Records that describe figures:

* * * * * * * * *

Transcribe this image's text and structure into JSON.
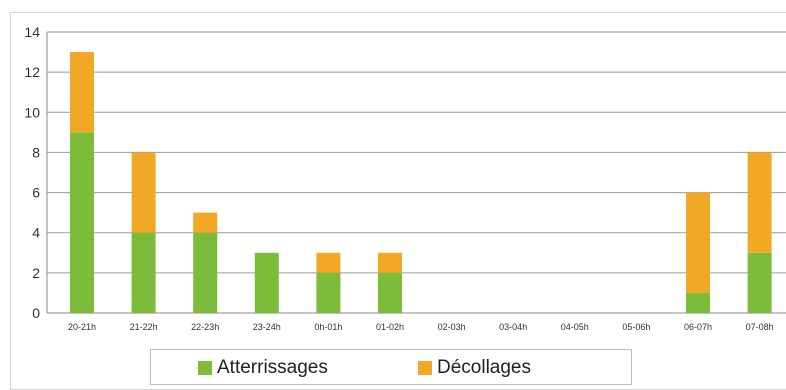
{
  "chart_data": {
    "type": "bar",
    "stacked": true,
    "categories": [
      "20-21h",
      "21-22h",
      "22-23h",
      "23-24h",
      "0h-01h",
      "01-02h",
      "02-03h",
      "03-04h",
      "04-05h",
      "05-06h",
      "06-07h",
      "07-08h"
    ],
    "series": [
      {
        "name": "Atterrissages",
        "color": "#7dbb3a",
        "values": [
          9,
          4,
          4,
          3,
          2,
          2,
          0,
          0,
          0,
          0,
          1,
          3
        ]
      },
      {
        "name": "Décollages",
        "color": "#f0a825",
        "values": [
          4,
          4,
          1,
          0,
          1,
          1,
          0,
          0,
          0,
          0,
          5,
          5
        ]
      }
    ],
    "y_ticks": [
      "0",
      "2",
      "4",
      "6",
      "8",
      "10",
      "12",
      "14"
    ],
    "ylim": [
      0,
      14
    ],
    "grid": true,
    "legend_position": "bottom"
  }
}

* * * * * * * * *

(Exercise):
Which lines contain "name"? Show each of them.

(Correct output):
        "name": "Atterrissages",
        "name": "Décollages",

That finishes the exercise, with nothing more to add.